Record extracts:
* Begin *
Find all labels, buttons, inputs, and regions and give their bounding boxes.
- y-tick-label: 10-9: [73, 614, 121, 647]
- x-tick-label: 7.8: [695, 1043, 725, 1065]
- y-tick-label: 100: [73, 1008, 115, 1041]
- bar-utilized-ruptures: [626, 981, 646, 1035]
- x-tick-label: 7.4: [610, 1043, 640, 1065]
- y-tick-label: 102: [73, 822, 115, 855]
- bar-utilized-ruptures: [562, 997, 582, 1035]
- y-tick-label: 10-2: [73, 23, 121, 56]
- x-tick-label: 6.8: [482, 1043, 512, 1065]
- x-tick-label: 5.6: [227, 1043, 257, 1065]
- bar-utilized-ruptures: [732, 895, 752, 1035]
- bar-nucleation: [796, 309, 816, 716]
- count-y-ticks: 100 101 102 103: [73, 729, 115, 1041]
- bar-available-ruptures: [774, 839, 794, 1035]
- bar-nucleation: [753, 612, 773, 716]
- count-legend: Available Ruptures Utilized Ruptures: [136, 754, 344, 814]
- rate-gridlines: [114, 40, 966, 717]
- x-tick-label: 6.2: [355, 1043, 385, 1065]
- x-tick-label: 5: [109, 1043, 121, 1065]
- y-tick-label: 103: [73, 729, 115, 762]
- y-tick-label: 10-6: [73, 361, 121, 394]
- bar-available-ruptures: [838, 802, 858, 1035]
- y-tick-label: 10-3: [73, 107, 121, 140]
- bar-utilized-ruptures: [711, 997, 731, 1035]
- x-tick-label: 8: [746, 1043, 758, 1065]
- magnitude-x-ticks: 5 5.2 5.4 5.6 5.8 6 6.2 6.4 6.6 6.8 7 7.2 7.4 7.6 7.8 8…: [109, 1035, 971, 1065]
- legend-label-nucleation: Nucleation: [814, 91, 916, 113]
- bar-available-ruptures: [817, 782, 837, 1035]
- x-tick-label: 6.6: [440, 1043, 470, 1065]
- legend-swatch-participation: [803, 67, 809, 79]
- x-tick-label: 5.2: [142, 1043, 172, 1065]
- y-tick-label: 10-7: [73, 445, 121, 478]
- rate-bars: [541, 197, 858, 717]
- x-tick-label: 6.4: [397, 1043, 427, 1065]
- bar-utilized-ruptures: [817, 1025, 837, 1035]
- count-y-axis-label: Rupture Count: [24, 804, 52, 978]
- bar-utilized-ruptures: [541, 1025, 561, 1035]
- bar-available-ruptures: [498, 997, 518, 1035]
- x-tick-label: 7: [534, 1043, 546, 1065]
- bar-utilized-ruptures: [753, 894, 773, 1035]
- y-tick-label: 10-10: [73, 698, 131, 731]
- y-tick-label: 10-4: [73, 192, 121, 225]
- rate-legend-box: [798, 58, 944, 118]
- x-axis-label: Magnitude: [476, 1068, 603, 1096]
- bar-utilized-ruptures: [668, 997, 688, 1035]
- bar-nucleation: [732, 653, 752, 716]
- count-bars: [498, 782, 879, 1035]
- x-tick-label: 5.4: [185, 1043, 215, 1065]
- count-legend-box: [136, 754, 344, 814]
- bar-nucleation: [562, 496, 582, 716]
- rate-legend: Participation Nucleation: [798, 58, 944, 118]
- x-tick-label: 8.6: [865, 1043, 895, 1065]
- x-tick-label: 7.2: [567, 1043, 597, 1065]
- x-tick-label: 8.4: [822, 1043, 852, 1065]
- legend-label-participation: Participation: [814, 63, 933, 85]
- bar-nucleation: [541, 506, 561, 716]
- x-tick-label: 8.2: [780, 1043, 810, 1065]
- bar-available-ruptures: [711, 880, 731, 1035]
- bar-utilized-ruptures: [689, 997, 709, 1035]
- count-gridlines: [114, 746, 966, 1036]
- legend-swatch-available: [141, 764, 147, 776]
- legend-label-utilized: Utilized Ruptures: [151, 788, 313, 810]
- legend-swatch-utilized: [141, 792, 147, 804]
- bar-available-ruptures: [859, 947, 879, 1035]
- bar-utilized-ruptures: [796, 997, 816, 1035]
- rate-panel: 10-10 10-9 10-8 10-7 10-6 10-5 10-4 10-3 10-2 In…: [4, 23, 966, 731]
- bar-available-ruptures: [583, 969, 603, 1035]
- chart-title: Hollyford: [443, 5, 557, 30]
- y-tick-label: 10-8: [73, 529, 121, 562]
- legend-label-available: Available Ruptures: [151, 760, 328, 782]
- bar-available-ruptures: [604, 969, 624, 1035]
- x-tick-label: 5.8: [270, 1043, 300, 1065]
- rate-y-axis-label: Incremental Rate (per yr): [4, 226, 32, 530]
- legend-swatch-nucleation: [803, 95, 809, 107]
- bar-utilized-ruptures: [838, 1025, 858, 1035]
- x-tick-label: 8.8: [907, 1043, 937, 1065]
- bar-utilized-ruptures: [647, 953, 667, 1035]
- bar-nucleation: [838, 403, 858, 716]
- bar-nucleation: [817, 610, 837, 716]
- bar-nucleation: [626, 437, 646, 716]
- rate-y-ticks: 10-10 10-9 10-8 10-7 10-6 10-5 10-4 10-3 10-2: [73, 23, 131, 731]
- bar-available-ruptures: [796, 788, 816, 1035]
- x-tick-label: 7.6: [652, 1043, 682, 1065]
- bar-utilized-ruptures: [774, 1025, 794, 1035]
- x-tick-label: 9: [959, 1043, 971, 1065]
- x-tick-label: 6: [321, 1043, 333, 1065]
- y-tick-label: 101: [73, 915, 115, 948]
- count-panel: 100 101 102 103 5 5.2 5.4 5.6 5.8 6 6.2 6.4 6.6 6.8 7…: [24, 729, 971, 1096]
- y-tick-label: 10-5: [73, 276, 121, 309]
* End *
Stated exercise: Copy out every one of the lines above without changing anything.

Exercise response:
Find all labels, buttons, inputs, and regions and give their bounding boxes.
- y-tick-label: 10-9: [73, 614, 121, 647]
- x-tick-label: 7.8: [695, 1043, 725, 1065]
- y-tick-label: 100: [73, 1008, 115, 1041]
- bar-utilized-ruptures: [626, 981, 646, 1035]
- x-tick-label: 7.4: [610, 1043, 640, 1065]
- y-tick-label: 102: [73, 822, 115, 855]
- bar-utilized-ruptures: [562, 997, 582, 1035]
- y-tick-label: 10-2: [73, 23, 121, 56]
- x-tick-label: 6.8: [482, 1043, 512, 1065]
- x-tick-label: 5.6: [227, 1043, 257, 1065]
- bar-utilized-ruptures: [732, 895, 752, 1035]
- bar-nucleation: [796, 309, 816, 716]
- count-y-ticks: 100 101 102 103: [73, 729, 115, 1041]
- bar-available-ruptures: [774, 839, 794, 1035]
- bar-nucleation: [753, 612, 773, 716]
- count-legend: Available Ruptures Utilized Ruptures: [136, 754, 344, 814]
- rate-gridlines: [114, 40, 966, 717]
- x-tick-label: 6.2: [355, 1043, 385, 1065]
- x-tick-label: 5: [109, 1043, 121, 1065]
- y-tick-label: 103: [73, 729, 115, 762]
- y-tick-label: 10-6: [73, 361, 121, 394]
- bar-available-ruptures: [838, 802, 858, 1035]
- y-tick-label: 10-3: [73, 107, 121, 140]
- bar-utilized-ruptures: [711, 997, 731, 1035]
- x-tick-label: 8: [746, 1043, 758, 1065]
- magnitude-x-ticks: 5 5.2 5.4 5.6 5.8 6 6.2 6.4 6.6 6.8 7 7.2 7.4 7.6 7.8 8…: [109, 1035, 971, 1065]
- legend-label-nucleation: Nucleation: [814, 91, 916, 113]
- bar-available-ruptures: [817, 782, 837, 1035]
- x-tick-label: 6.6: [440, 1043, 470, 1065]
- legend-swatch-participation: [803, 67, 809, 79]
- x-tick-label: 5.2: [142, 1043, 172, 1065]
- y-tick-label: 10-7: [73, 445, 121, 478]
- rate-bars: [541, 197, 858, 717]
- x-tick-label: 6.4: [397, 1043, 427, 1065]
- bar-utilized-ruptures: [817, 1025, 837, 1035]
- count-y-axis-label: Rupture Count: [24, 804, 52, 978]
- bar-utilized-ruptures: [541, 1025, 561, 1035]
- bar-available-ruptures: [498, 997, 518, 1035]
- x-tick-label: 7: [534, 1043, 546, 1065]
- bar-utilized-ruptures: [753, 894, 773, 1035]
- y-tick-label: 10-10: [73, 698, 131, 731]
- y-tick-label: 10-4: [73, 192, 121, 225]
- rate-legend-box: [798, 58, 944, 118]
- x-axis-label: Magnitude: [476, 1068, 603, 1096]
- bar-utilized-ruptures: [668, 997, 688, 1035]
- bar-nucleation: [732, 653, 752, 716]
- count-bars: [498, 782, 879, 1035]
- x-tick-label: 5.4: [185, 1043, 215, 1065]
- count-legend-box: [136, 754, 344, 814]
- bar-nucleation: [562, 496, 582, 716]
- rate-legend: Participation Nucleation: [798, 58, 944, 118]
- x-tick-label: 8.6: [865, 1043, 895, 1065]
- x-tick-label: 7.2: [567, 1043, 597, 1065]
- x-tick-label: 8.4: [822, 1043, 852, 1065]
- legend-label-participation: Participation: [814, 63, 933, 85]
- bar-nucleation: [541, 506, 561, 716]
- x-tick-label: 8.2: [780, 1043, 810, 1065]
- bar-available-ruptures: [711, 880, 731, 1035]
- bar-utilized-ruptures: [689, 997, 709, 1035]
- count-gridlines: [114, 746, 966, 1036]
- legend-swatch-available: [141, 764, 147, 776]
- legend-label-utilized: Utilized Ruptures: [151, 788, 313, 810]
- legend-swatch-utilized: [141, 792, 147, 804]
- bar-available-ruptures: [859, 947, 879, 1035]
- bar-utilized-ruptures: [796, 997, 816, 1035]
- rate-panel: 10-10 10-9 10-8 10-7 10-6 10-5 10-4 10-3 10-2 In…: [4, 23, 966, 731]
- bar-available-ruptures: [583, 969, 603, 1035]
- chart-title: Hollyford: [443, 5, 557, 30]
- y-tick-label: 10-8: [73, 529, 121, 562]
- legend-label-available: Available Ruptures: [151, 760, 328, 782]
- bar-available-ruptures: [604, 969, 624, 1035]
- x-tick-label: 5.8: [270, 1043, 300, 1065]
- rate-y-axis-label: Incremental Rate (per yr): [4, 226, 32, 530]
- legend-swatch-nucleation: [803, 95, 809, 107]
- bar-utilized-ruptures: [838, 1025, 858, 1035]
- x-tick-label: 8.8: [907, 1043, 937, 1065]
- bar-utilized-ruptures: [647, 953, 667, 1035]
- bar-nucleation: [838, 403, 858, 716]
- bar-nucleation: [817, 610, 837, 716]
- bar-nucleation: [626, 437, 646, 716]
- rate-y-ticks: 10-10 10-9 10-8 10-7 10-6 10-5 10-4 10-3 10-2: [73, 23, 131, 731]
- bar-available-ruptures: [796, 788, 816, 1035]
- x-tick-label: 7.6: [652, 1043, 682, 1065]
- bar-utilized-ruptures: [774, 1025, 794, 1035]
- x-tick-label: 9: [959, 1043, 971, 1065]
- x-tick-label: 6: [321, 1043, 333, 1065]
- y-tick-label: 101: [73, 915, 115, 948]
- count-panel: 100 101 102 103 5 5.2 5.4 5.6 5.8 6 6.2 6.4 6.6 6.8 7…: [24, 729, 971, 1096]
- y-tick-label: 10-5: [73, 276, 121, 309]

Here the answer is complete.